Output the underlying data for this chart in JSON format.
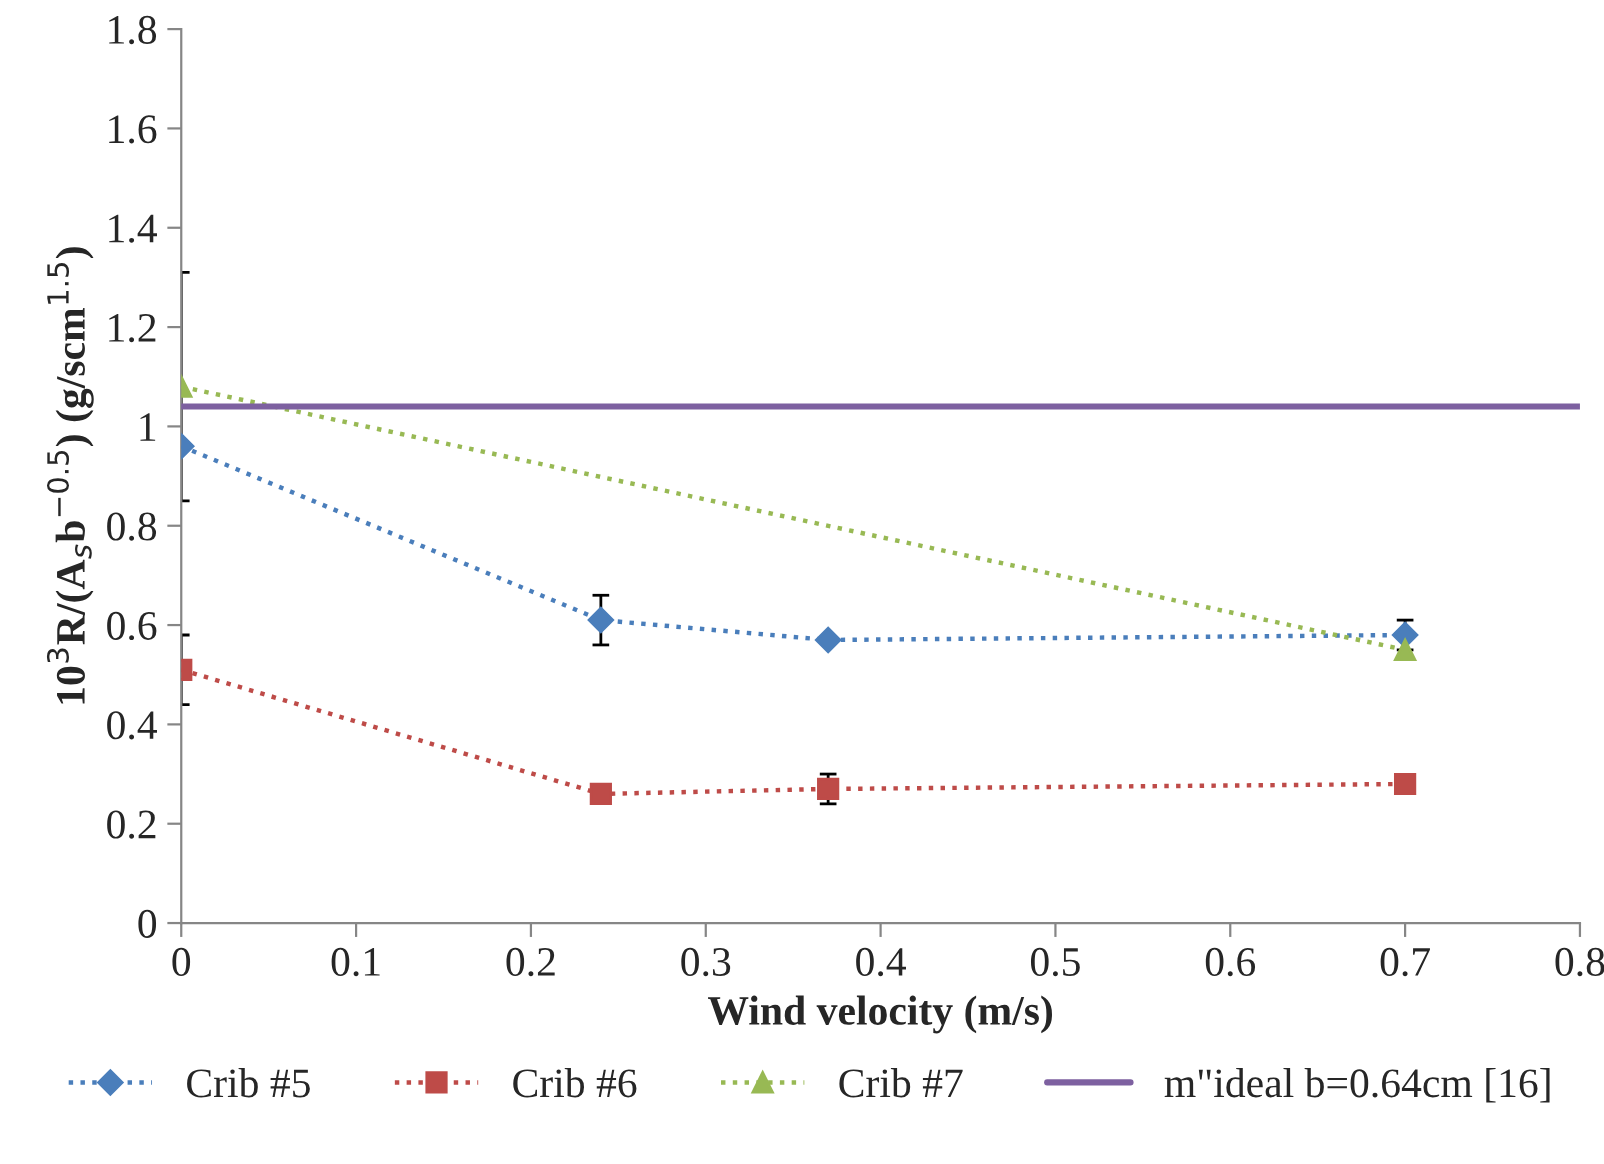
{
  "chart_data": {
    "type": "line",
    "xlabel": "Wind velocity (m/s)",
    "ylabel": "10$^{3}$R/(A$_{s}$b$^{−0.5}$) (g/scm$^{1.5}$)",
    "xlim": [
      0,
      0.8
    ],
    "xticks": [
      0,
      0.1,
      0.2,
      0.3,
      0.4,
      0.5,
      0.6,
      0.7,
      0.8
    ],
    "ylim": [
      0,
      1.8
    ],
    "yticks": [
      0,
      0.2,
      0.4,
      0.6,
      0.8,
      1,
      1.2,
      1.4,
      1.6,
      1.8
    ],
    "grid": false,
    "legend": "bottom",
    "series": [
      {
        "name": "Crib #5",
        "color": "#4a7ebb",
        "marker": "diamond",
        "line_style": "dotted",
        "x": [
          0,
          0.24,
          0.37,
          0.7
        ],
        "values": [
          0.96,
          0.61,
          0.57,
          0.58
        ],
        "errors": [
          null,
          0.05,
          null,
          0.03
        ]
      },
      {
        "name": "Crib #6",
        "color": "#be4b48",
        "marker": "square",
        "line_style": "dotted",
        "x": [
          0,
          0.24,
          0.37,
          0.7
        ],
        "values": [
          0.51,
          0.26,
          0.27,
          0.28
        ],
        "errors": [
          0.07,
          null,
          0.03,
          null
        ]
      },
      {
        "name": "Crib #7",
        "color": "#98b954",
        "marker": "triangle",
        "line_style": "dotted",
        "x": [
          0,
          0.7
        ],
        "values": [
          1.08,
          0.55
        ],
        "errors": [
          0.23,
          null
        ]
      },
      {
        "name": "m\"ideal b=0.64cm [16]",
        "color": "#7d60a0",
        "marker": "none",
        "line_style": "solid",
        "x": [
          0,
          0.8
        ],
        "values": [
          1.04,
          1.04
        ]
      }
    ]
  }
}
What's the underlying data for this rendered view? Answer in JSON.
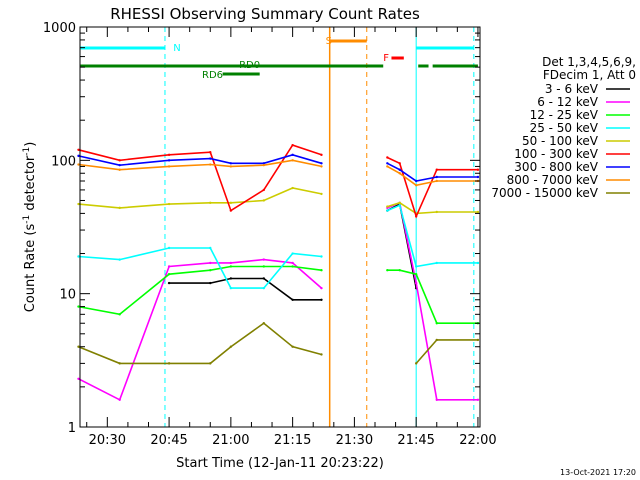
{
  "chart_data": {
    "type": "line",
    "title": "RHESSI Observing Summary Count Rates",
    "xlabel": "Start Time (12-Jan-11 20:23:22)",
    "ylabel_main": "Count Rate (s",
    "ylabel_sup1": "-1",
    "ylabel_mid": " detector",
    "ylabel_sup2": "-1",
    "ylabel_end": ")",
    "yscale": "log",
    "ylim": [
      1,
      1000
    ],
    "xlim": [
      "20:23:22",
      "22:00:30"
    ],
    "x_ticks": [
      "20:30",
      "20:45",
      "21:00",
      "21:15",
      "21:30",
      "21:45",
      "22:00"
    ],
    "y_ticks": [
      "1",
      "10",
      "100",
      "1000"
    ],
    "legend_title_1": "Det 1,3,4,5,6,9,",
    "legend_title_2": "FDecim 1, Att 0",
    "footer": "13-Oct-2021 17:20",
    "flags": [
      {
        "label": "N",
        "color": "#00ffff"
      },
      {
        "label": "S",
        "color": "#ff8c00"
      },
      {
        "label": "F",
        "color": "#ff0000"
      },
      {
        "label": "RD0",
        "color": "#008000"
      },
      {
        "label": "RD6",
        "color": "#008000"
      }
    ],
    "series": [
      {
        "name": "3 - 6 keV",
        "color": "#000000",
        "x": [
          "20:33",
          "20:45",
          "20:55",
          "21:00",
          "21:08",
          "21:15",
          "21:22",
          "21:35",
          "21:38",
          "21:41",
          "21:45",
          "21:50",
          "22:00"
        ],
        "y": [
          null,
          12,
          12,
          13,
          13,
          9,
          9,
          null,
          42,
          47,
          11,
          null,
          null
        ]
      },
      {
        "name": "6 - 12 keV",
        "color": "#ff00ff",
        "x": [
          "20:23",
          "20:33",
          "20:45",
          "20:55",
          "21:00",
          "21:08",
          "21:15",
          "21:22",
          "21:35",
          "21:38",
          "21:41",
          "21:45",
          "21:50",
          "22:00"
        ],
        "y": [
          2.3,
          1.6,
          16,
          17,
          17,
          18,
          17,
          11,
          null,
          44,
          48,
          12,
          1.6,
          1.6
        ]
      },
      {
        "name": "12 - 25 keV",
        "color": "#00ff00",
        "x": [
          "20:23",
          "20:33",
          "20:45",
          "20:55",
          "21:00",
          "21:08",
          "21:15",
          "21:22",
          "21:35",
          "21:38",
          "21:41",
          "21:45",
          "21:50",
          "22:00"
        ],
        "y": [
          8,
          7,
          14,
          15,
          16,
          16,
          16,
          15,
          null,
          15,
          15,
          14,
          6,
          6
        ]
      },
      {
        "name": "25 - 50 keV",
        "color": "#00ffff",
        "x": [
          "20:23",
          "20:33",
          "20:45",
          "20:55",
          "21:00",
          "21:08",
          "21:15",
          "21:22",
          "21:35",
          "21:38",
          "21:41",
          "21:45",
          "21:50",
          "22:00"
        ],
        "y": [
          19,
          18,
          22,
          22,
          11,
          11,
          20,
          19,
          null,
          42,
          46,
          16,
          17,
          17
        ]
      },
      {
        "name": "50 - 100 keV",
        "color": "#cccc00",
        "x": [
          "20:23",
          "20:33",
          "20:45",
          "20:55",
          "21:00",
          "21:08",
          "21:15",
          "21:22",
          "21:35",
          "21:38",
          "21:41",
          "21:45",
          "21:50",
          "22:00"
        ],
        "y": [
          47,
          44,
          47,
          48,
          48,
          50,
          62,
          56,
          null,
          45,
          48,
          40,
          41,
          41
        ]
      },
      {
        "name": "100 - 300 keV",
        "color": "#ff0000",
        "x": [
          "20:23",
          "20:33",
          "20:45",
          "20:55",
          "21:00",
          "21:08",
          "21:15",
          "21:22",
          "21:35",
          "21:38",
          "21:41",
          "21:45",
          "21:50",
          "22:00"
        ],
        "y": [
          120,
          100,
          110,
          115,
          42,
          60,
          130,
          110,
          null,
          105,
          95,
          38,
          85,
          85
        ]
      },
      {
        "name": "300 - 800 keV",
        "color": "#0000ff",
        "x": [
          "20:23",
          "20:33",
          "20:45",
          "20:55",
          "21:00",
          "21:08",
          "21:15",
          "21:22",
          "21:35",
          "21:38",
          "21:41",
          "21:45",
          "21:50",
          "22:00"
        ],
        "y": [
          108,
          92,
          100,
          103,
          95,
          95,
          110,
          95,
          null,
          95,
          85,
          70,
          75,
          75
        ]
      },
      {
        "name": "800 - 7000 keV",
        "color": "#ff8c00",
        "x": [
          "20:23",
          "20:33",
          "20:45",
          "20:55",
          "21:00",
          "21:08",
          "21:15",
          "21:22",
          "21:35",
          "21:38",
          "21:41",
          "21:45",
          "21:50",
          "22:00"
        ],
        "y": [
          93,
          85,
          90,
          93,
          90,
          92,
          100,
          90,
          null,
          90,
          80,
          65,
          70,
          70
        ]
      },
      {
        "name": "7000 - 15000 keV",
        "color": "#808000",
        "x": [
          "20:23",
          "20:33",
          "20:45",
          "20:55",
          "21:00",
          "21:08",
          "21:15",
          "21:22",
          "21:35",
          "21:38",
          "21:41",
          "21:45",
          "21:50",
          "22:00"
        ],
        "y": [
          4,
          3,
          3,
          3,
          4,
          6,
          4,
          3.5,
          null,
          null,
          null,
          3,
          4.5,
          4.5
        ]
      }
    ]
  }
}
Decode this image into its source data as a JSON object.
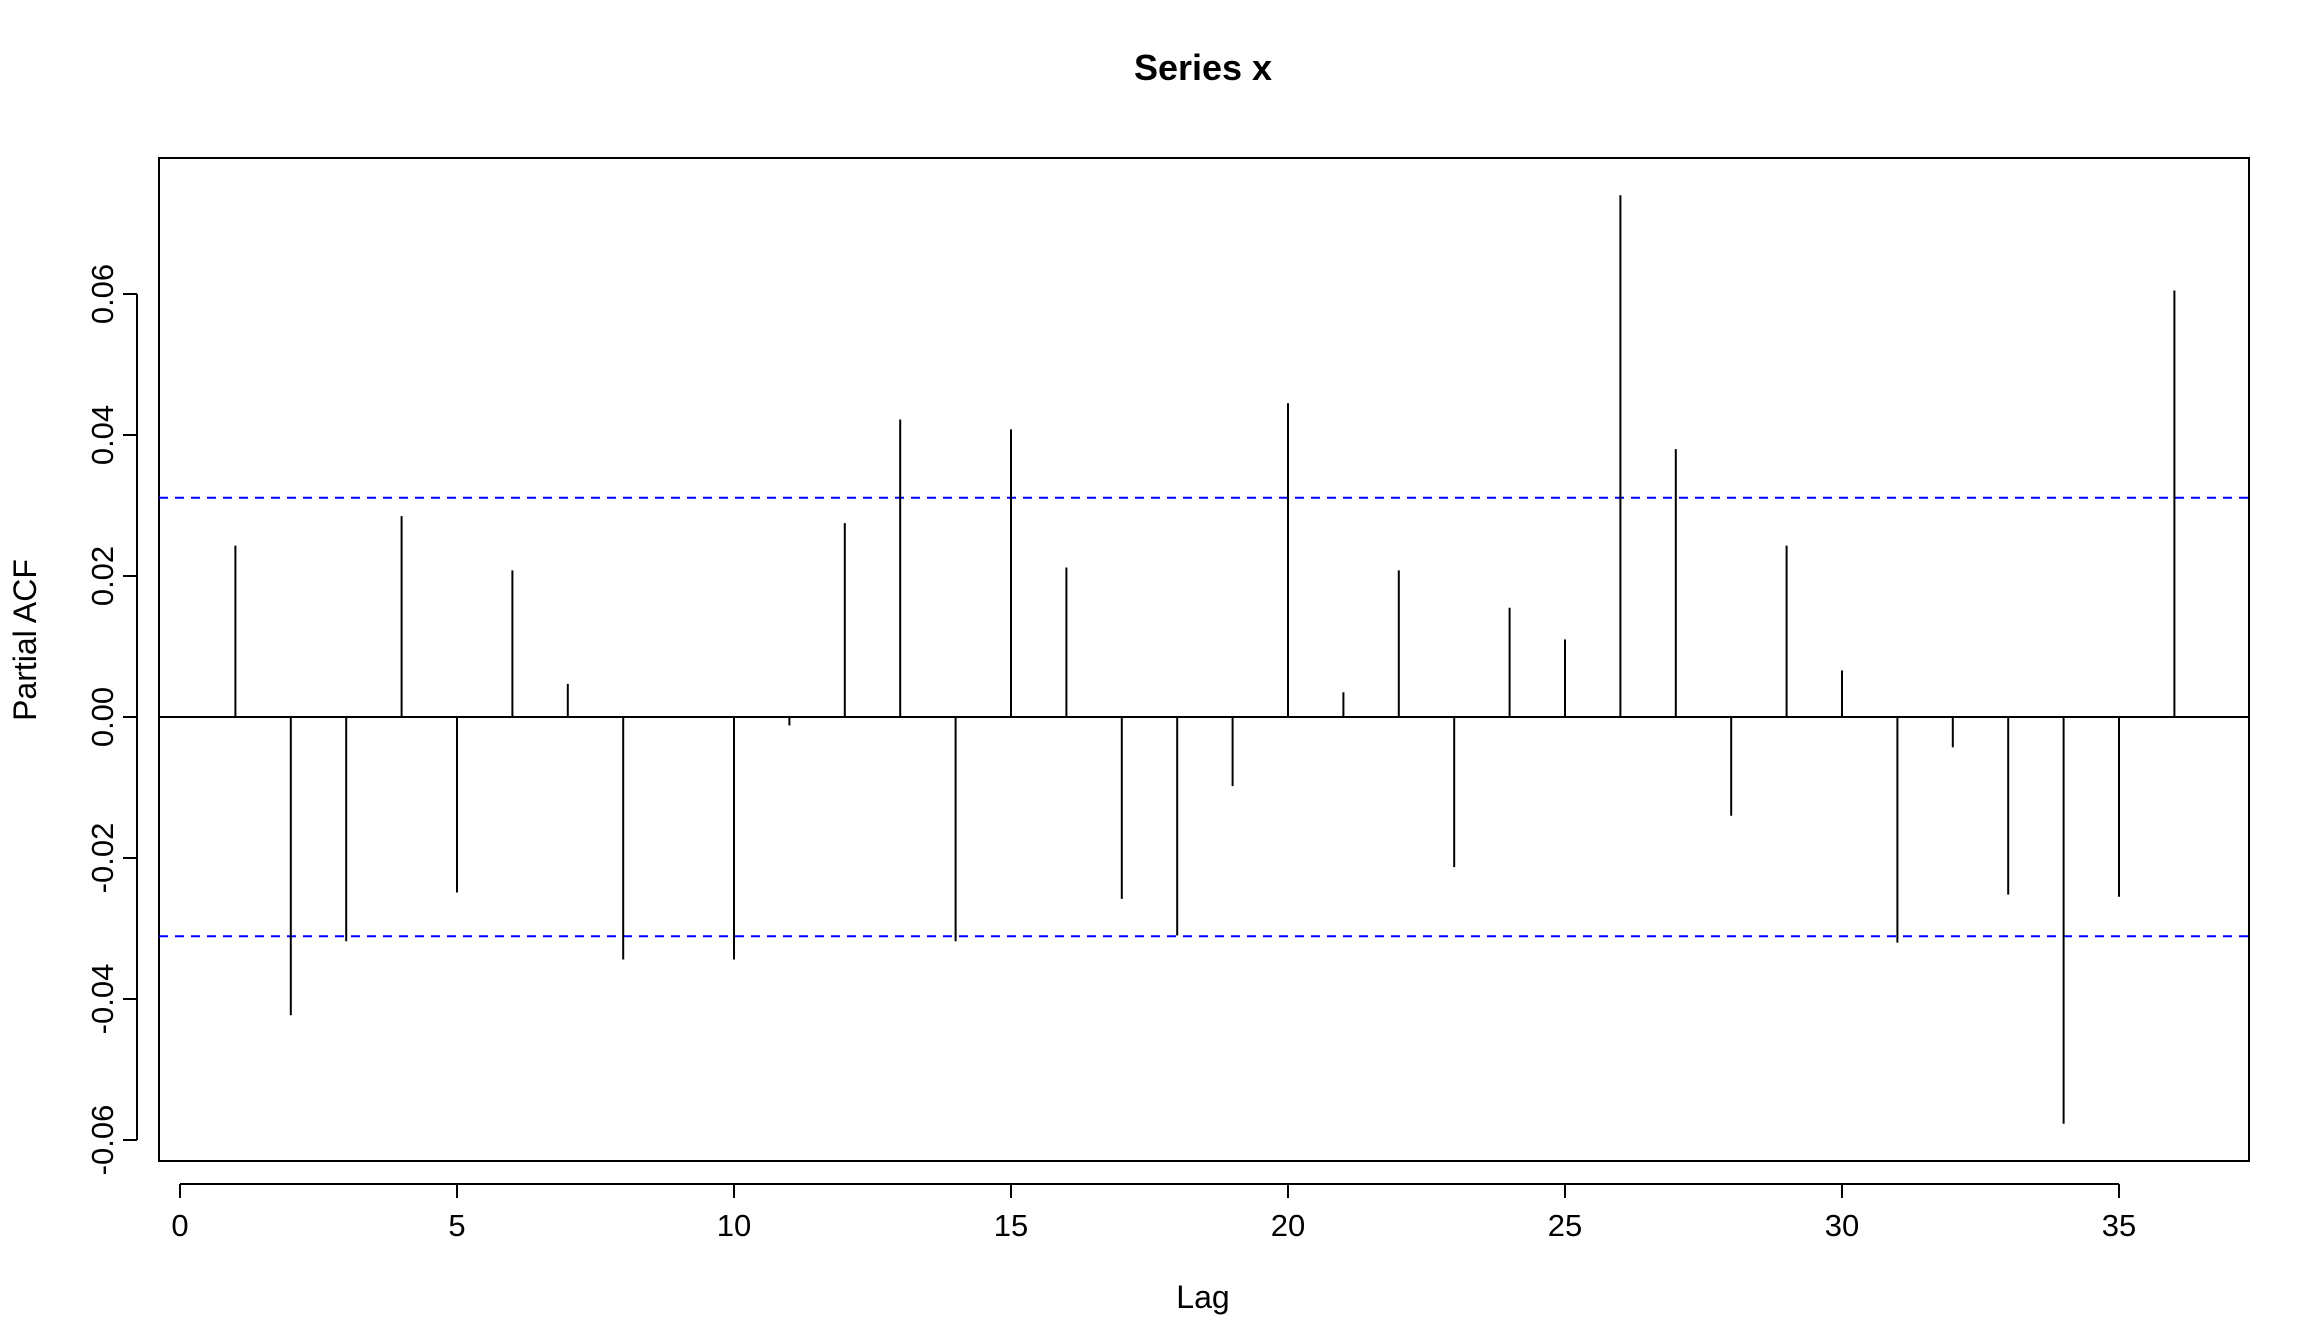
{
  "chart_data": {
    "type": "bar",
    "title": "Series  x",
    "xlabel": "Lag",
    "ylabel": "Partial ACF",
    "xlim": [
      -0.5,
      37.5
    ],
    "ylim": [
      -0.065,
      0.08
    ],
    "x_ticks": [
      0,
      5,
      10,
      15,
      20,
      25,
      30,
      35
    ],
    "x_tick_labels": [
      "0",
      "5",
      "10",
      "15",
      "20",
      "25",
      "30",
      "35"
    ],
    "y_ticks": [
      -0.06,
      -0.04,
      -0.02,
      0.0,
      0.02,
      0.04,
      0.06
    ],
    "y_tick_labels": [
      "-0.06",
      "-0.04",
      "-0.02",
      "0.00",
      "0.02",
      "0.04",
      "0.06"
    ],
    "lags": [
      1,
      2,
      3,
      4,
      5,
      6,
      7,
      8,
      9,
      10,
      11,
      12,
      13,
      14,
      15,
      16,
      17,
      18,
      19,
      20,
      21,
      22,
      23,
      24,
      25,
      26,
      27,
      28,
      29,
      30,
      31,
      32,
      33,
      34,
      35,
      36
    ],
    "values": [
      0.0243,
      -0.0423,
      -0.0318,
      0.0285,
      -0.0249,
      0.0208,
      0.0047,
      -0.0344,
      0.0,
      -0.0344,
      -0.0012,
      0.0275,
      0.0422,
      -0.0318,
      0.0408,
      0.0212,
      -0.0258,
      -0.031,
      -0.0098,
      0.0445,
      0.0035,
      0.0208,
      -0.0213,
      0.0155,
      0.011,
      0.074,
      0.038,
      -0.014,
      0.0243,
      0.0066,
      -0.032,
      -0.0043,
      -0.0252,
      -0.0577,
      -0.0255,
      0.0605
    ],
    "confidence_limits": [
      0.0311,
      -0.0311
    ],
    "colors": {
      "bars": "#000000",
      "confidence": "#0000ff",
      "zero_line": "#000000",
      "frame": "#000000"
    },
    "grid": false
  }
}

◆ What to produce
For the string "marker", count the lines of the entries above that include it; answer with the number only.

◆ The response
4